▸ Working data
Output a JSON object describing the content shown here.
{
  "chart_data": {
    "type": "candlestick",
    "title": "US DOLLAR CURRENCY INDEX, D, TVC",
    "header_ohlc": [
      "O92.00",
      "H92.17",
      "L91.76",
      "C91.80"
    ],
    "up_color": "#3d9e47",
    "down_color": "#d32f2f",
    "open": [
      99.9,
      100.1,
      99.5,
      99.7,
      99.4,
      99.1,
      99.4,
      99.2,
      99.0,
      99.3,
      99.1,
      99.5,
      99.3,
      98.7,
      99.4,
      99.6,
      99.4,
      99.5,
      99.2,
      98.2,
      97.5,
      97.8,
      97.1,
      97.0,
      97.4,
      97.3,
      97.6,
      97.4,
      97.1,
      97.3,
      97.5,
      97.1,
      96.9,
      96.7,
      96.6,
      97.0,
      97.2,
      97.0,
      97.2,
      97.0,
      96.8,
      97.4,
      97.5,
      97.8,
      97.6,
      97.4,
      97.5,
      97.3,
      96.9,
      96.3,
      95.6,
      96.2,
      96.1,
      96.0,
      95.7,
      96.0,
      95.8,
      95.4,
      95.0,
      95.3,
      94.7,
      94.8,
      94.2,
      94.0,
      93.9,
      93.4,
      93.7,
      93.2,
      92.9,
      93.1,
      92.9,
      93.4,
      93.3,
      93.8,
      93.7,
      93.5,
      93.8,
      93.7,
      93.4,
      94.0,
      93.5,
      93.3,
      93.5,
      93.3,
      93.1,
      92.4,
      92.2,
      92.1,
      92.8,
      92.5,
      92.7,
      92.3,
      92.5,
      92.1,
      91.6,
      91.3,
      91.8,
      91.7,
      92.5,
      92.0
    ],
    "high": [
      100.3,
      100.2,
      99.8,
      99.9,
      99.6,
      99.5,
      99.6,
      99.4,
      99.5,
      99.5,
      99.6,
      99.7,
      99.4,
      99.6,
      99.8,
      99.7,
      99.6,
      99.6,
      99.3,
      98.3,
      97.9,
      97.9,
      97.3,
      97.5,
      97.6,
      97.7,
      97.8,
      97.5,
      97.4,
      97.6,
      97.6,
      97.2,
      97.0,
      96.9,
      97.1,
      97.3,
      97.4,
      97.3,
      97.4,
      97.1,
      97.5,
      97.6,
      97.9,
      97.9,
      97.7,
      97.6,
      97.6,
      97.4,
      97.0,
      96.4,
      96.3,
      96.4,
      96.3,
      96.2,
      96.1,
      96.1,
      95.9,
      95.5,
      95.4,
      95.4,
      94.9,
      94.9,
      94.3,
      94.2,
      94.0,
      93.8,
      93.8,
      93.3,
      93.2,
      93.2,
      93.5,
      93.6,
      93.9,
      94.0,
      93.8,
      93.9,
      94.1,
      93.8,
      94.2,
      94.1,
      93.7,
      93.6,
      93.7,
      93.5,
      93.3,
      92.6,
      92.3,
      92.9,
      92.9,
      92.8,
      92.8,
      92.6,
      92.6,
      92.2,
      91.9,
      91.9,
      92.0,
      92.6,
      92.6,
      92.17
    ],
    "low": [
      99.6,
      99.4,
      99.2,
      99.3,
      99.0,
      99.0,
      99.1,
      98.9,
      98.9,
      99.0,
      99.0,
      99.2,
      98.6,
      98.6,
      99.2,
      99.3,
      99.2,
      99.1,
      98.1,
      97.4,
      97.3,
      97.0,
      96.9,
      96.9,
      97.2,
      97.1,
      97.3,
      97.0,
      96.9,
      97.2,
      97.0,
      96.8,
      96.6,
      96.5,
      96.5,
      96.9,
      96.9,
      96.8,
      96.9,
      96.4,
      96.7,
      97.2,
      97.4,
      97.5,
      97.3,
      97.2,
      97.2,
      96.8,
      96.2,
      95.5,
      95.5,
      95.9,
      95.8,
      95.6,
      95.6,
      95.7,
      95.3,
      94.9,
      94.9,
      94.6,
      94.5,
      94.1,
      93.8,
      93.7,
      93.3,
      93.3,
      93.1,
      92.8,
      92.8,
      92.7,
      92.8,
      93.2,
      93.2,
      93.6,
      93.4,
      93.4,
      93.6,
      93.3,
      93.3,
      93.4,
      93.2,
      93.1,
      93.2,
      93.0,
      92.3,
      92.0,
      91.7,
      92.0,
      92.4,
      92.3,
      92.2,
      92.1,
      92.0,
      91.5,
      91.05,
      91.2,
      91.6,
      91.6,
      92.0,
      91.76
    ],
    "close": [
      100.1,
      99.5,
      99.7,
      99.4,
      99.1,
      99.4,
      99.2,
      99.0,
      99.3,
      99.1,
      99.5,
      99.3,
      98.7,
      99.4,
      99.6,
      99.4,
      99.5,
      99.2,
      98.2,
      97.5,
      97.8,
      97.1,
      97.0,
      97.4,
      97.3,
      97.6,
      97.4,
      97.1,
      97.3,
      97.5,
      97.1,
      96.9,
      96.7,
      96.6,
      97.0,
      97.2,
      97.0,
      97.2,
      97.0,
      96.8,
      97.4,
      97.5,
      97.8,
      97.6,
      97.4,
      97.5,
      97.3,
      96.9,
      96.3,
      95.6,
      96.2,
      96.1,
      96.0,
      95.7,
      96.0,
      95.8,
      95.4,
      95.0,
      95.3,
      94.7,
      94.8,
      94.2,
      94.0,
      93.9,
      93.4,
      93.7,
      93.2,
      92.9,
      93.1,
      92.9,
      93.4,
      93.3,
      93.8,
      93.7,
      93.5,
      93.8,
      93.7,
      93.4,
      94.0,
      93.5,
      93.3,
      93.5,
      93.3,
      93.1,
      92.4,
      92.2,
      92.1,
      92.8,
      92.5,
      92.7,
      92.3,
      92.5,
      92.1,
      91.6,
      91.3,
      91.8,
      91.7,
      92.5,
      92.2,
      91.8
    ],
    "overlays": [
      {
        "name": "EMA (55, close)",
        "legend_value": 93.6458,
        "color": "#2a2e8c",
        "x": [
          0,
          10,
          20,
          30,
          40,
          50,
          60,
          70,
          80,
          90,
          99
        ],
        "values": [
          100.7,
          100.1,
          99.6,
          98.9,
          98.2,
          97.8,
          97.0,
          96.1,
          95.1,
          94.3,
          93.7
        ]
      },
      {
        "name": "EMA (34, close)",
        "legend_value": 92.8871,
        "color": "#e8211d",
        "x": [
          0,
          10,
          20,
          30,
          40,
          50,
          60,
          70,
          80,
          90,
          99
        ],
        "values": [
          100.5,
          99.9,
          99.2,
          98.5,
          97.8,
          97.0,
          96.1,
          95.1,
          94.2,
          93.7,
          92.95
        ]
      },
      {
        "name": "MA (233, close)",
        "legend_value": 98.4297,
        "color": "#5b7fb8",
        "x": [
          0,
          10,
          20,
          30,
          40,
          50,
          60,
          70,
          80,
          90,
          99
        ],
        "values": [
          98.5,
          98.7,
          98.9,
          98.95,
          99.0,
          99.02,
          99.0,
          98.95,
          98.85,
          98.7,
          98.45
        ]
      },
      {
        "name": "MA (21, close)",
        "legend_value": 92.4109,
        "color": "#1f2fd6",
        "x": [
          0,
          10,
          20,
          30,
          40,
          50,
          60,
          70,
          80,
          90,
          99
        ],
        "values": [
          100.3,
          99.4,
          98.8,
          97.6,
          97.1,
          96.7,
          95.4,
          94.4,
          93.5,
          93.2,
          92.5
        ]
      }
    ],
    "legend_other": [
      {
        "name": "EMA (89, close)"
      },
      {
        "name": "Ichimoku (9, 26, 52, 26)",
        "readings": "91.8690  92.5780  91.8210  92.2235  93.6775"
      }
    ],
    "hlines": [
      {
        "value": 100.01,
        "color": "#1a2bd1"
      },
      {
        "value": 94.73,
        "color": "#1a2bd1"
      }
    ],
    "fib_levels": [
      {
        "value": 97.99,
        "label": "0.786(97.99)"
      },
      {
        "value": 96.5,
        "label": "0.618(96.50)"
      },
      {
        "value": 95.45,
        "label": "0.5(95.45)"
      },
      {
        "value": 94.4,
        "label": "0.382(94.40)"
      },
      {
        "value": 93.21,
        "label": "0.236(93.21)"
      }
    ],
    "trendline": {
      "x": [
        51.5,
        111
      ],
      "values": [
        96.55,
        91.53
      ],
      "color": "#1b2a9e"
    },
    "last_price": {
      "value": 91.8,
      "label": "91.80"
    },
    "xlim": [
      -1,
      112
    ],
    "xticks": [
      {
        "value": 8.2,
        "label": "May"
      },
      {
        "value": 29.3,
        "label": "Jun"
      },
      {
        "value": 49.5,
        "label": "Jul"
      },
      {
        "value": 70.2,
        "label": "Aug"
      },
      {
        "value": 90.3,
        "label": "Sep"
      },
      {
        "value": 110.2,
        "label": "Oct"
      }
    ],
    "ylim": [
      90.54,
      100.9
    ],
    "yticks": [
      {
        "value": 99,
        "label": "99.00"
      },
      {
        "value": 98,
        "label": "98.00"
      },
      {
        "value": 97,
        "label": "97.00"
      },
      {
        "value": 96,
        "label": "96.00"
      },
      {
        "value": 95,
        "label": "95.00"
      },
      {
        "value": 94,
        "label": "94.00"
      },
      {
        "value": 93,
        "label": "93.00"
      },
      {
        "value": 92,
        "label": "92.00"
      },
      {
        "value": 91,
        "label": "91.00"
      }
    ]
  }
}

▸ Work instructions
Look through the material above and work out how many of its lines contain "name". State the number only.

▸ The result
6